◆ Data excerpts:
+--
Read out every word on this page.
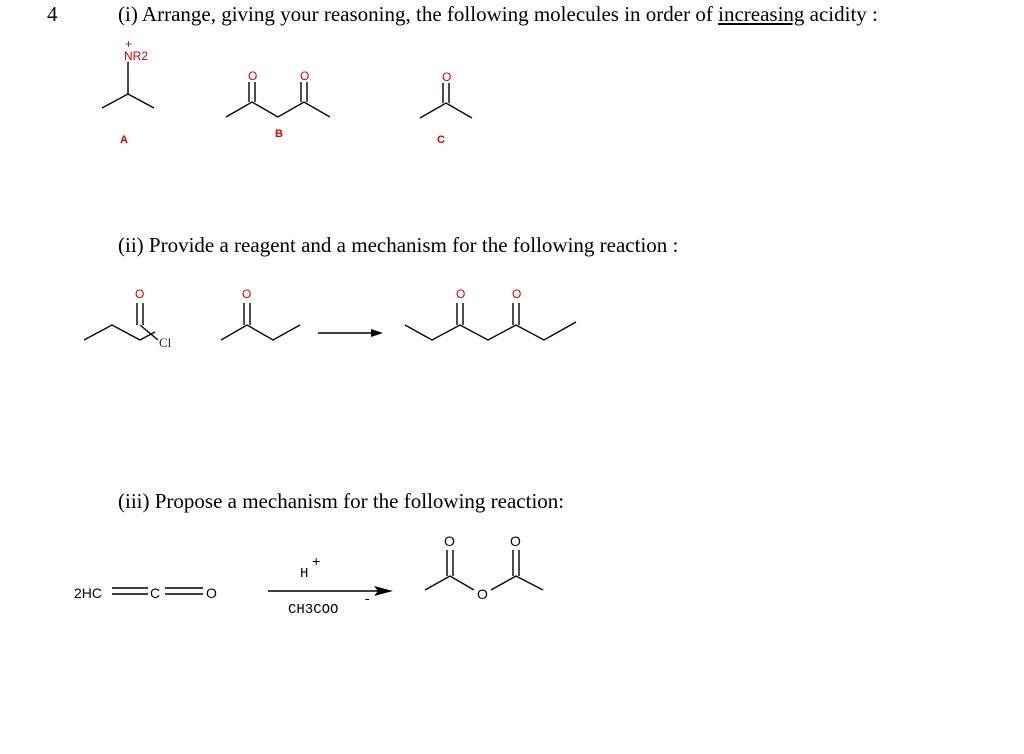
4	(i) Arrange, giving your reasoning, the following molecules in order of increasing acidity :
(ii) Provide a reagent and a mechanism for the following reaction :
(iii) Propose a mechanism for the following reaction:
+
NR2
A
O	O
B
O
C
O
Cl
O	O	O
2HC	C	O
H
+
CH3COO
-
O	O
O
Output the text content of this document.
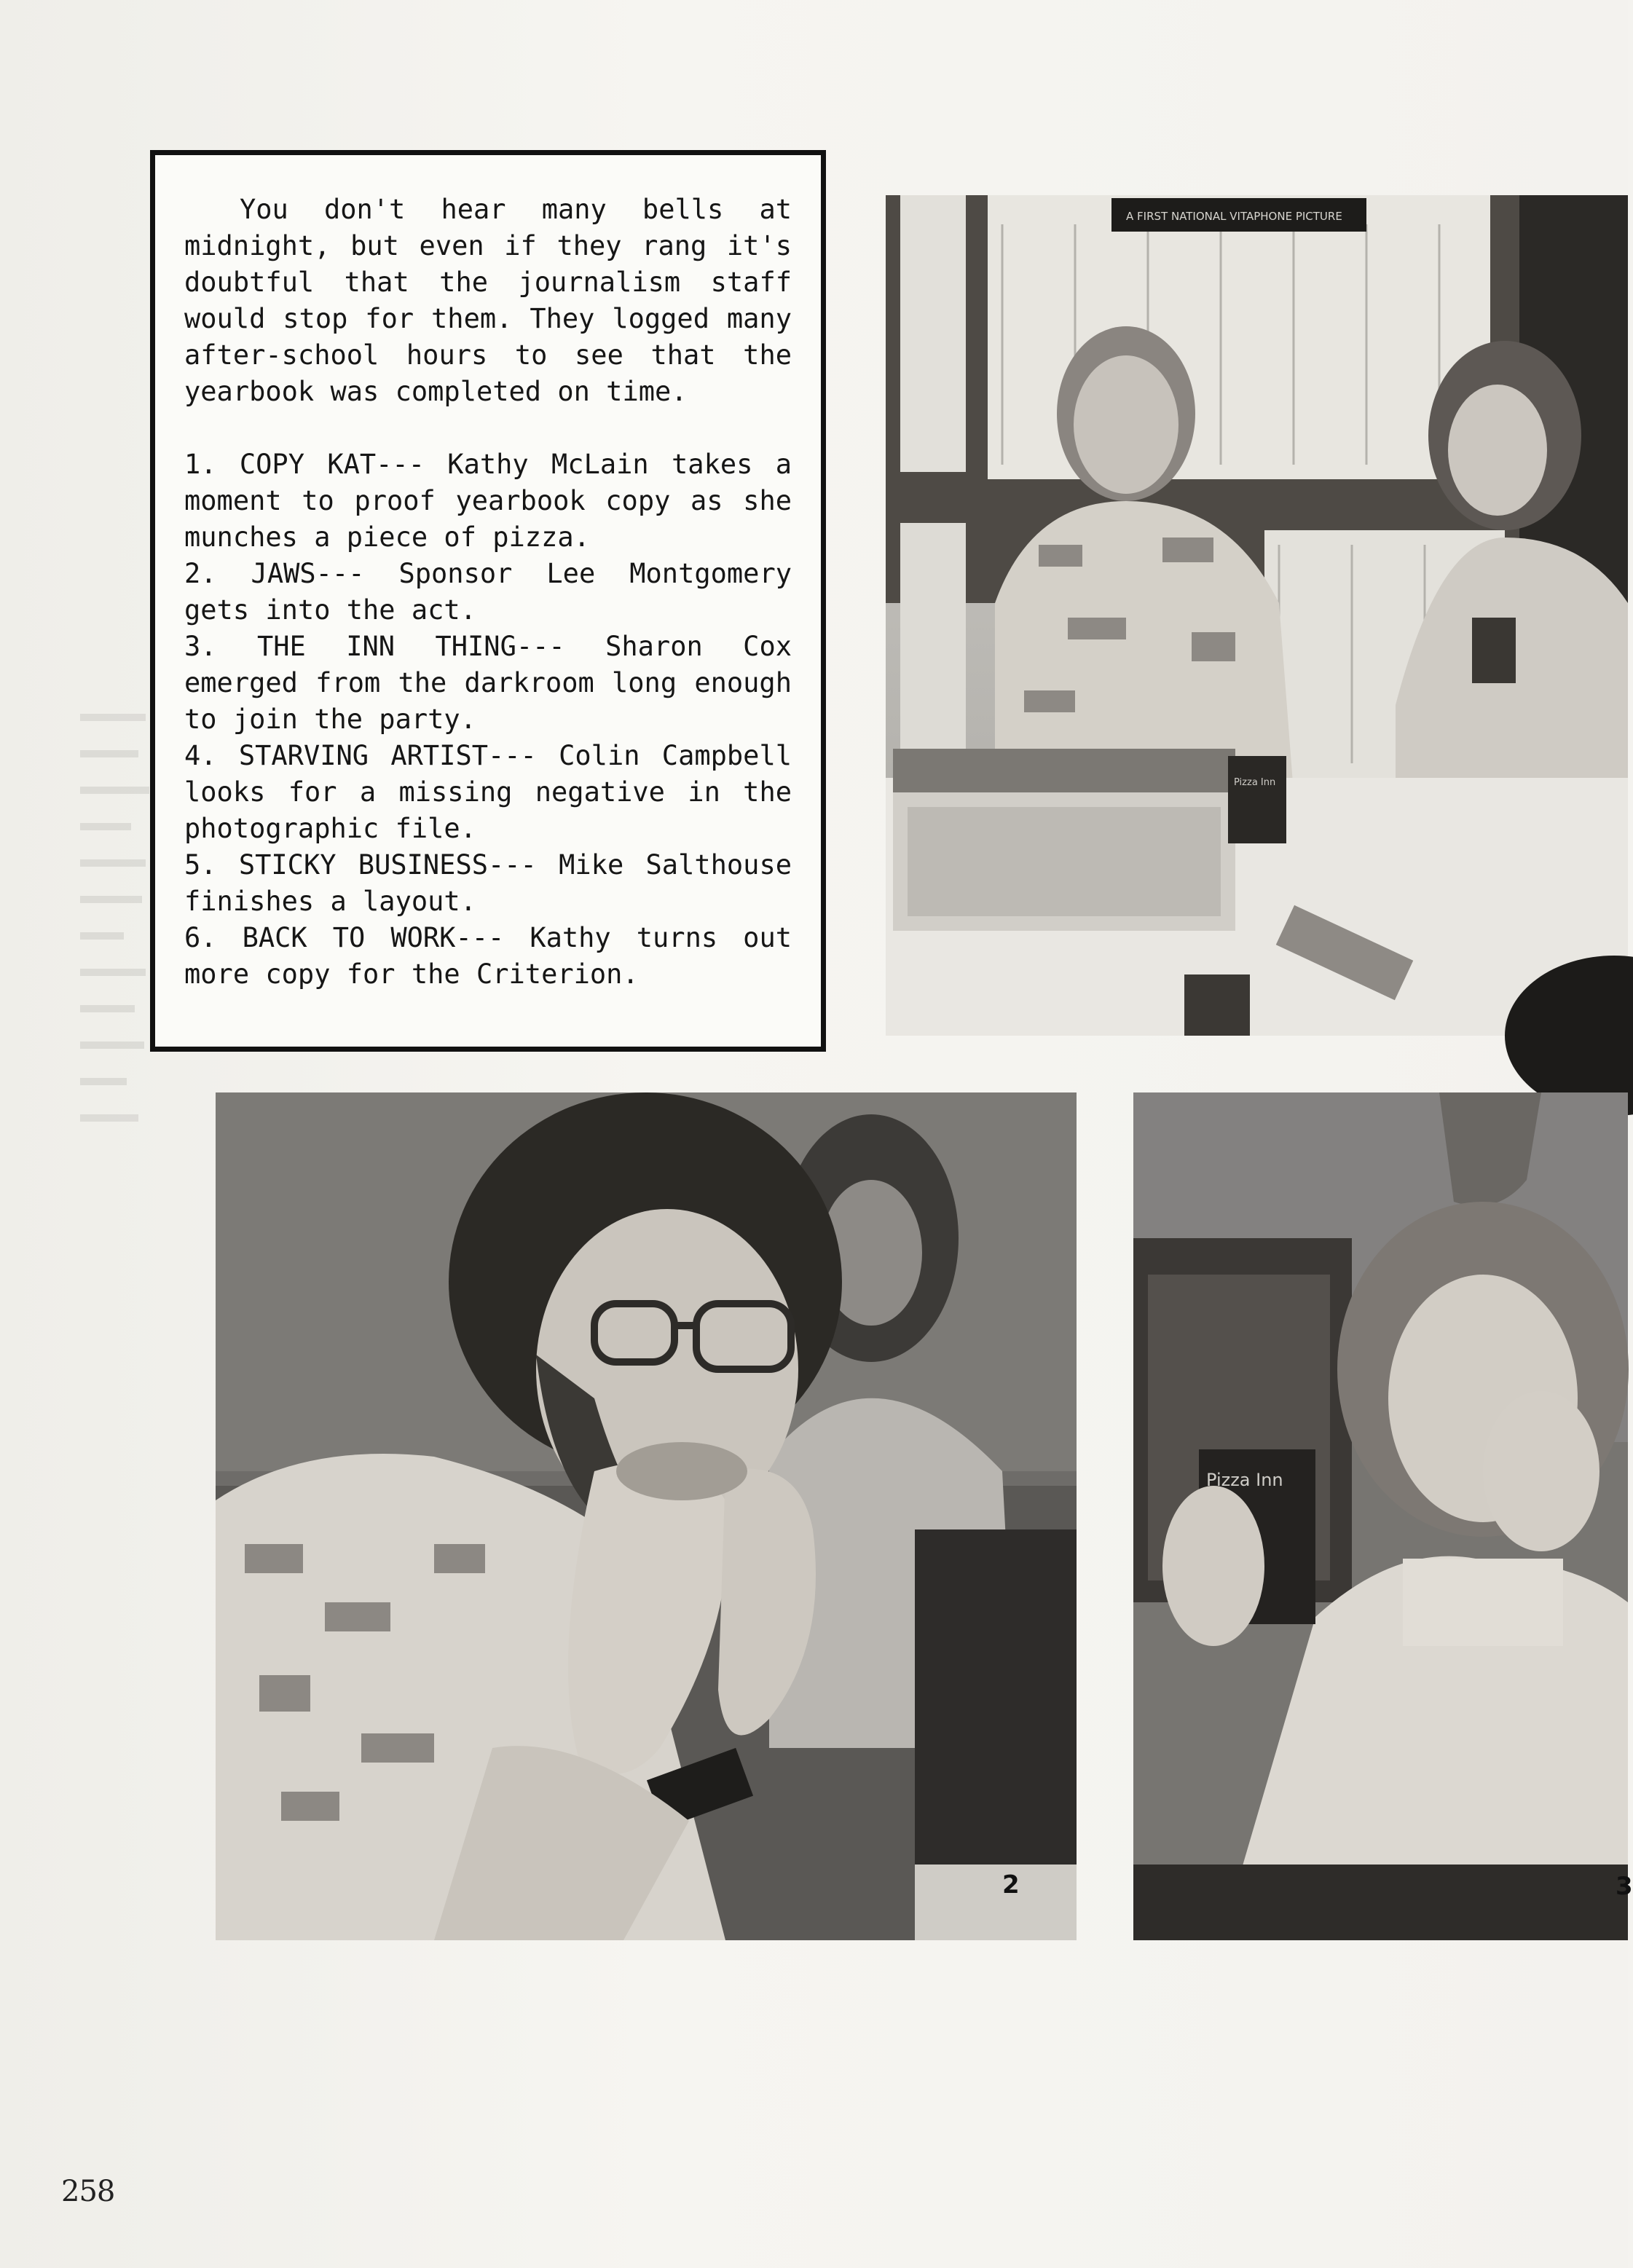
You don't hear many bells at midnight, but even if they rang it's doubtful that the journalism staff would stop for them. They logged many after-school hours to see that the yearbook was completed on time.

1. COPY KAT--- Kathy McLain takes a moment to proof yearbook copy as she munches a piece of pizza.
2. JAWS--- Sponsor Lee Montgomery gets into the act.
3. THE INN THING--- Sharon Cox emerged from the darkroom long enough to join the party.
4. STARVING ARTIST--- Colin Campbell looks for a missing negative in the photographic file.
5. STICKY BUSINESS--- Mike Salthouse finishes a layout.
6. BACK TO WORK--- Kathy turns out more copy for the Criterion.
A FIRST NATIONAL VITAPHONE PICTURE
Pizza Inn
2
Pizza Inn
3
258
+--
◆ TASK PROMPT:
Omit the pictures, and please restate word for word the lines running from the line with "Output the text content of this document." to the end of the entries.

◆ THE OUTPUT:
Output the text content of this document.
You don't hear many bells at midnight, but even if they rang it's doubtful that the journalism staff would stop for them. They logged many after-school hours to see that the yearbook was completed on time.

1. COPY KAT--- Kathy McLain takes a moment to proof yearbook copy as she munches a piece of pizza.
2. JAWS--- Sponsor Lee Montgomery gets into the act.
3. THE INN THING--- Sharon Cox emerged from the darkroom long enough to join the party.
4. STARVING ARTIST--- Colin Campbell looks for a missing negative in the photographic file.
5. STICKY BUSINESS--- Mike Salthouse finishes a layout.
6. BACK TO WORK--- Kathy turns out more copy for the Criterion.
A FIRST NATIONAL VITAPHONE PICTURE
Pizza Inn
2
Pizza Inn
3
258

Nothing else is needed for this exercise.